Lines of data
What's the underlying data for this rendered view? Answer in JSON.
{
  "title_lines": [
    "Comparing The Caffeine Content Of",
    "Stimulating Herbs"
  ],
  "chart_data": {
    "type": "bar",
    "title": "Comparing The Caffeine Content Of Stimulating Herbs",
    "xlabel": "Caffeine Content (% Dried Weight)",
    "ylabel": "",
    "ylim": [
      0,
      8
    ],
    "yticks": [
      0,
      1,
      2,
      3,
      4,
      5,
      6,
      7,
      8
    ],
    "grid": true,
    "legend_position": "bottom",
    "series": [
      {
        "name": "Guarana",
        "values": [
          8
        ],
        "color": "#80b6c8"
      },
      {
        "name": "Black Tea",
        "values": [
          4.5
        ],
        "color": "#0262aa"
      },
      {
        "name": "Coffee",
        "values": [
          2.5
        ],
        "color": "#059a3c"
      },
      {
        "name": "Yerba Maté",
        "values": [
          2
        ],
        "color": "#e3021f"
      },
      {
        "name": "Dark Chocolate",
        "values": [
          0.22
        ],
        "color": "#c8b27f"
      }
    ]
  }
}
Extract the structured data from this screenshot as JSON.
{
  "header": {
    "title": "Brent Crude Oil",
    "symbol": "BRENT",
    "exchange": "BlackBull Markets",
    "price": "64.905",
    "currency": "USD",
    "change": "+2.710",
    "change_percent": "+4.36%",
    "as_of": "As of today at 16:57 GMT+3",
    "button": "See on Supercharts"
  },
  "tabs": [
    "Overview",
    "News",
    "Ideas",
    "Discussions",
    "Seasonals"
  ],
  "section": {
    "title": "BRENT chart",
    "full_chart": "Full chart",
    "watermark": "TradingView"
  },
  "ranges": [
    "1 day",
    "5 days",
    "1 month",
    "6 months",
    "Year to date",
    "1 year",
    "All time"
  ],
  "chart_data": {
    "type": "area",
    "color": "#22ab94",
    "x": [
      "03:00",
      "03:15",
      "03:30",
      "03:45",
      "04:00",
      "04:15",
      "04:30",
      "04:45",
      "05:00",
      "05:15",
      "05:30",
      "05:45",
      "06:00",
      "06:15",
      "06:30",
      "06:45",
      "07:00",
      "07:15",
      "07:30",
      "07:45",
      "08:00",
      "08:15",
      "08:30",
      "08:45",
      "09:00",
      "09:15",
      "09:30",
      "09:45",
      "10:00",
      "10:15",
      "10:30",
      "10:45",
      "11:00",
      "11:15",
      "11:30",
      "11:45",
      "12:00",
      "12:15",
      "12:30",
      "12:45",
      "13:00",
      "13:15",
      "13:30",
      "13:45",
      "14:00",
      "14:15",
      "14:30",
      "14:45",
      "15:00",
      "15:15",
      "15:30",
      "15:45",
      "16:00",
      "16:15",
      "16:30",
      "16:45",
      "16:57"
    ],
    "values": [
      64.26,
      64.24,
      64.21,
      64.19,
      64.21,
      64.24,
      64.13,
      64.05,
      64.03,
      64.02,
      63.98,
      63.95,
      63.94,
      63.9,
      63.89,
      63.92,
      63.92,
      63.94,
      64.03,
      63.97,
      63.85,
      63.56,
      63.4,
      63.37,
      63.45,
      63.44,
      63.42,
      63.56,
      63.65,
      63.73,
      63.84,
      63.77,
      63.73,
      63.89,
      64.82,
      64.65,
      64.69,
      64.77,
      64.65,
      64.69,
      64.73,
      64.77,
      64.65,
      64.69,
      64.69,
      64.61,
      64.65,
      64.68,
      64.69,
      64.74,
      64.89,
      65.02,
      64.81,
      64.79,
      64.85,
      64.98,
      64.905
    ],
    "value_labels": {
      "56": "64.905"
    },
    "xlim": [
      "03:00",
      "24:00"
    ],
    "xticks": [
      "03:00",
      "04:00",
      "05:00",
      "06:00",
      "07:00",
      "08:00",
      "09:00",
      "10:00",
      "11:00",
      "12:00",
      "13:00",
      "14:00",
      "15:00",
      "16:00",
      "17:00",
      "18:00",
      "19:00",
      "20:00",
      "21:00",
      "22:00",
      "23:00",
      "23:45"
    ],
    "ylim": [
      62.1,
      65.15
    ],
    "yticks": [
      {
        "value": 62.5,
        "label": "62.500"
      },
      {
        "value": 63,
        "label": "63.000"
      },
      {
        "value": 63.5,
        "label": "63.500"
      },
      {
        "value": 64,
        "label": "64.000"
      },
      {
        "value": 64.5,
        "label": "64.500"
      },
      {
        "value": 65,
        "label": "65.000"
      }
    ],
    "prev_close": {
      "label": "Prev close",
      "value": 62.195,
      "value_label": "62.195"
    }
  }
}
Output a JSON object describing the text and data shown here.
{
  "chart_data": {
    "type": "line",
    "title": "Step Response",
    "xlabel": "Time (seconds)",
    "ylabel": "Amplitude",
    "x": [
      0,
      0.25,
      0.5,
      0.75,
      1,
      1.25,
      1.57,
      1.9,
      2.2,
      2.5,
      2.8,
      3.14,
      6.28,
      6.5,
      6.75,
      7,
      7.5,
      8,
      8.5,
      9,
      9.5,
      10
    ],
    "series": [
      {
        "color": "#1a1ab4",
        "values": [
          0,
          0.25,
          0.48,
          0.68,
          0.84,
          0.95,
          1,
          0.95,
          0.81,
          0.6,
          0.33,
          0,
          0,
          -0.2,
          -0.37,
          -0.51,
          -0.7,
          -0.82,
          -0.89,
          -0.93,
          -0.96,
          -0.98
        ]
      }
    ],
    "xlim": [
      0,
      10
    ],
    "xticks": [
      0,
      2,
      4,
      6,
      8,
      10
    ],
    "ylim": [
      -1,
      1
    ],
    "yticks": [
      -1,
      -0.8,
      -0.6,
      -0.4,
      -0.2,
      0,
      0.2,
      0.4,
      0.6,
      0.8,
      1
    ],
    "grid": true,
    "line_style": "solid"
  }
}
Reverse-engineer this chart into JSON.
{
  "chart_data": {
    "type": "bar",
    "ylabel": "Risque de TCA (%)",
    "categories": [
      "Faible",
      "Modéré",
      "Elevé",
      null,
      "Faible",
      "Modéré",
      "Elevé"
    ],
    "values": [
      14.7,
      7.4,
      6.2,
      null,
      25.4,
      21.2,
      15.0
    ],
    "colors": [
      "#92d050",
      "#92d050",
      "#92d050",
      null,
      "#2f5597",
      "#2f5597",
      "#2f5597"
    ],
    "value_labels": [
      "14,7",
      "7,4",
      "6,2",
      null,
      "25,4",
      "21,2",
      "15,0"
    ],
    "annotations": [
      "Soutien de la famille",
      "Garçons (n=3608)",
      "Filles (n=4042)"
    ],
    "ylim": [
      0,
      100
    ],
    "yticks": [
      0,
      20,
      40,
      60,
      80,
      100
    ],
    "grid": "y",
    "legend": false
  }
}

*YOUR GOAL:*
Write out the material exactly as given.

*TASK RESULT:*
What's the underlying data for this rendered view? Answer in JSON.
{
  "title_lines": [
    "Comparing The Caffeine Content Of",
    "Stimulating Herbs"
  ],
  "chart_data": {
    "type": "bar",
    "title": "Comparing The Caffeine Content Of Stimulating Herbs",
    "xlabel": "Caffeine Content (% Dried Weight)",
    "ylabel": "",
    "ylim": [
      0,
      8
    ],
    "yticks": [
      0,
      1,
      2,
      3,
      4,
      5,
      6,
      7,
      8
    ],
    "grid": true,
    "legend_position": "bottom",
    "series": [
      {
        "name": "Guarana",
        "values": [
          8
        ],
        "color": "#80b6c8"
      },
      {
        "name": "Black Tea",
        "values": [
          4.5
        ],
        "color": "#0262aa"
      },
      {
        "name": "Coffee",
        "values": [
          2.5
        ],
        "color": "#059a3c"
      },
      {
        "name": "Yerba Maté",
        "values": [
          2
        ],
        "color": "#e3021f"
      },
      {
        "name": "Dark Chocolate",
        "values": [
          0.22
        ],
        "color": "#c8b27f"
      }
    ]
  }
}
Extract the structured data from this screenshot as JSON.
{
  "header": {
    "title": "Brent Crude Oil",
    "symbol": "BRENT",
    "exchange": "BlackBull Markets",
    "price": "64.905",
    "currency": "USD",
    "change": "+2.710",
    "change_percent": "+4.36%",
    "as_of": "As of today at 16:57 GMT+3",
    "button": "See on Supercharts"
  },
  "tabs": [
    "Overview",
    "News",
    "Ideas",
    "Discussions",
    "Seasonals"
  ],
  "section": {
    "title": "BRENT chart",
    "full_chart": "Full chart",
    "watermark": "TradingView"
  },
  "ranges": [
    "1 day",
    "5 days",
    "1 month",
    "6 months",
    "Year to date",
    "1 year",
    "All time"
  ],
  "chart_data": {
    "type": "area",
    "color": "#22ab94",
    "x": [
      "03:00",
      "03:15",
      "03:30",
      "03:45",
      "04:00",
      "04:15",
      "04:30",
      "04:45",
      "05:00",
      "05:15",
      "05:30",
      "05:45",
      "06:00",
      "06:15",
      "06:30",
      "06:45",
      "07:00",
      "07:15",
      "07:30",
      "07:45",
      "08:00",
      "08:15",
      "08:30",
      "08:45",
      "09:00",
      "09:15",
      "09:30",
      "09:45",
      "10:00",
      "10:15",
      "10:30",
      "10:45",
      "11:00",
      "11:15",
      "11:30",
      "11:45",
      "12:00",
      "12:15",
      "12:30",
      "12:45",
      "13:00",
      "13:15",
      "13:30",
      "13:45",
      "14:00",
      "14:15",
      "14:30",
      "14:45",
      "15:00",
      "15:15",
      "15:30",
      "15:45",
      "16:00",
      "16:15",
      "16:30",
      "16:45",
      "16:57"
    ],
    "values": [
      64.26,
      64.24,
      64.21,
      64.19,
      64.21,
      64.24,
      64.13,
      64.05,
      64.03,
      64.02,
      63.98,
      63.95,
      63.94,
      63.9,
      63.89,
      63.92,
      63.92,
      63.94,
      64.03,
      63.97,
      63.85,
      63.56,
      63.4,
      63.37,
      63.45,
      63.44,
      63.42,
      63.56,
      63.65,
      63.73,
      63.84,
      63.77,
      63.73,
      63.89,
      64.82,
      64.65,
      64.69,
      64.77,
      64.65,
      64.69,
      64.73,
      64.77,
      64.65,
      64.69,
      64.69,
      64.61,
      64.65,
      64.68,
      64.69,
      64.74,
      64.89,
      65.02,
      64.81,
      64.79,
      64.85,
      64.98,
      64.905
    ],
    "value_labels": {
      "56": "64.905"
    },
    "xlim": [
      "03:00",
      "24:00"
    ],
    "xticks": [
      "03:00",
      "04:00",
      "05:00",
      "06:00",
      "07:00",
      "08:00",
      "09:00",
      "10:00",
      "11:00",
      "12:00",
      "13:00",
      "14:00",
      "15:00",
      "16:00",
      "17:00",
      "18:00",
      "19:00",
      "20:00",
      "21:00",
      "22:00",
      "23:00",
      "23:45"
    ],
    "ylim": [
      62.1,
      65.15
    ],
    "yticks": [
      {
        "value": 62.5,
        "label": "62.500"
      },
      {
        "value": 63,
        "label": "63.000"
      },
      {
        "value": 63.5,
        "label": "63.500"
      },
      {
        "value": 64,
        "label": "64.000"
      },
      {
        "value": 64.5,
        "label": "64.500"
      },
      {
        "value": 65,
        "label": "65.000"
      }
    ],
    "prev_close": {
      "label": "Prev close",
      "value": 62.195,
      "value_label": "62.195"
    }
  }
}
Output a JSON object describing the text and data shown here.
{
  "chart_data": {
    "type": "line",
    "title": "Step Response",
    "xlabel": "Time (seconds)",
    "ylabel": "Amplitude",
    "x": [
      0,
      0.25,
      0.5,
      0.75,
      1,
      1.25,
      1.57,
      1.9,
      2.2,
      2.5,
      2.8,
      3.14,
      6.28,
      6.5,
      6.75,
      7,
      7.5,
      8,
      8.5,
      9,
      9.5,
      10
    ],
    "series": [
      {
        "color": "#1a1ab4",
        "values": [
          0,
          0.25,
          0.48,
          0.68,
          0.84,
          0.95,
          1,
          0.95,
          0.81,
          0.6,
          0.33,
          0,
          0,
          -0.2,
          -0.37,
          -0.51,
          -0.7,
          -0.82,
          -0.89,
          -0.93,
          -0.96,
          -0.98
        ]
      }
    ],
    "xlim": [
      0,
      10
    ],
    "xticks": [
      0,
      2,
      4,
      6,
      8,
      10
    ],
    "ylim": [
      -1,
      1
    ],
    "yticks": [
      -1,
      -0.8,
      -0.6,
      -0.4,
      -0.2,
      0,
      0.2,
      0.4,
      0.6,
      0.8,
      1
    ],
    "grid": true,
    "line_style": "solid"
  }
}
Reverse-engineer this chart into JSON.
{
  "chart_data": {
    "type": "bar",
    "ylabel": "Risque de TCA (%)",
    "categories": [
      "Faible",
      "Modéré",
      "Elevé",
      null,
      "Faible",
      "Modéré",
      "Elevé"
    ],
    "values": [
      14.7,
      7.4,
      6.2,
      null,
      25.4,
      21.2,
      15.0
    ],
    "colors": [
      "#92d050",
      "#92d050",
      "#92d050",
      null,
      "#2f5597",
      "#2f5597",
      "#2f5597"
    ],
    "value_labels": [
      "14,7",
      "7,4",
      "6,2",
      null,
      "25,4",
      "21,2",
      "15,0"
    ],
    "annotations": [
      "Soutien de la famille",
      "Garçons (n=3608)",
      "Filles (n=4042)"
    ],
    "ylim": [
      0,
      100
    ],
    "yticks": [
      0,
      20,
      40,
      60,
      80,
      100
    ],
    "grid": "y",
    "legend": false
  }
}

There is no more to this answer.